Transcribe the lines of the records starting with the one that has "Decode this image" in it and ending with the last, and transcribe nothing else.

**Data to process**

%%

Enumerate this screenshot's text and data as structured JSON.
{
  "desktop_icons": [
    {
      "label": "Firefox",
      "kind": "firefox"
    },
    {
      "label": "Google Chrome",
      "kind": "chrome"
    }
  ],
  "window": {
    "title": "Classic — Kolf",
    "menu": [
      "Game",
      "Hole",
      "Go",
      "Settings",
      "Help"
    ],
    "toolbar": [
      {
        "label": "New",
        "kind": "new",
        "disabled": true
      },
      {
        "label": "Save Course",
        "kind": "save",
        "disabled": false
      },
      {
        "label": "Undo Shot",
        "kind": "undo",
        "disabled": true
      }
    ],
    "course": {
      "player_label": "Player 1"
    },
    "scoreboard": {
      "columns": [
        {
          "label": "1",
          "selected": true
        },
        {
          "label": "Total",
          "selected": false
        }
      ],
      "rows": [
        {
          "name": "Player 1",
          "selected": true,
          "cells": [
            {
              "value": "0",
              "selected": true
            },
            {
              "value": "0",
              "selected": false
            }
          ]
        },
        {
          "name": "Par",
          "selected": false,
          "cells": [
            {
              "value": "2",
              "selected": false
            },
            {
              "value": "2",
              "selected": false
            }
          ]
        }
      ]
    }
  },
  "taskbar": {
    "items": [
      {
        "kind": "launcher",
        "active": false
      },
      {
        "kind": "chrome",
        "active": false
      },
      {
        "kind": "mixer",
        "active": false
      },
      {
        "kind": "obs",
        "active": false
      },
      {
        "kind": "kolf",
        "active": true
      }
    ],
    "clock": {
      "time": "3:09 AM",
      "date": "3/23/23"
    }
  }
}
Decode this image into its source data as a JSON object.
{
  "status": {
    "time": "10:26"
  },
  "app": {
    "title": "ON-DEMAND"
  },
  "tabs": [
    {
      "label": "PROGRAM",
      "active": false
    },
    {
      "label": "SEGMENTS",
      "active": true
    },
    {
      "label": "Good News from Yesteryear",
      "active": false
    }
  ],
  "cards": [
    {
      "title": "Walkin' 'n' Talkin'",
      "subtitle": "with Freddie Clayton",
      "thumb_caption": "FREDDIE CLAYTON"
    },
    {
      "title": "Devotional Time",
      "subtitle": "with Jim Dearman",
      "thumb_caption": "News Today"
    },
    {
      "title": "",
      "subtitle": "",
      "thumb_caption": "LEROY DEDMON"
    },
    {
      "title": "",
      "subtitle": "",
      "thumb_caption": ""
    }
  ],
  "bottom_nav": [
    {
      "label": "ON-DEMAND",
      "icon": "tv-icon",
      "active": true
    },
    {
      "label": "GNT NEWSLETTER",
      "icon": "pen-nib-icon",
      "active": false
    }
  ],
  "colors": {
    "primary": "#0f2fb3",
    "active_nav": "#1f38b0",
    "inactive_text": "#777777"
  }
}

%%

**Correct result**
Decode this image into its source data as a JSON object.
{
  "status": {
    "time": "10:26"
  },
  "app": {
    "title": "ON-DEMAND"
  },
  "tabs": [
    {
      "label": "PROGRAM",
      "active": false
    },
    {
      "label": "SEGMENTS",
      "active": true
    },
    {
      "label": "Good News from Yesteryear",
      "active": false
    }
  ],
  "cards": [
    {
      "title": "Walkin' 'n' Talkin'",
      "subtitle": "with Freddie Clayton",
      "thumb_caption": "FREDDIE CLAYTON"
    },
    {
      "title": "Devotional Time",
      "subtitle": "with Jim Dearman",
      "thumb_caption": "News Today"
    },
    {
      "title": "",
      "subtitle": "",
      "thumb_caption": "LEROY DEDMON"
    },
    {
      "title": "",
      "subtitle": "",
      "thumb_caption": ""
    }
  ],
  "bottom_nav": [
    {
      "label": "ON-DEMAND",
      "icon": "tv-icon",
      "active": true
    },
    {
      "label": "GNT NEWSLETTER",
      "icon": "pen-nib-icon",
      "active": false
    }
  ],
  "colors": {
    "primary": "#0f2fb3",
    "active_nav": "#1f38b0",
    "inactive_text": "#777777"
  }
}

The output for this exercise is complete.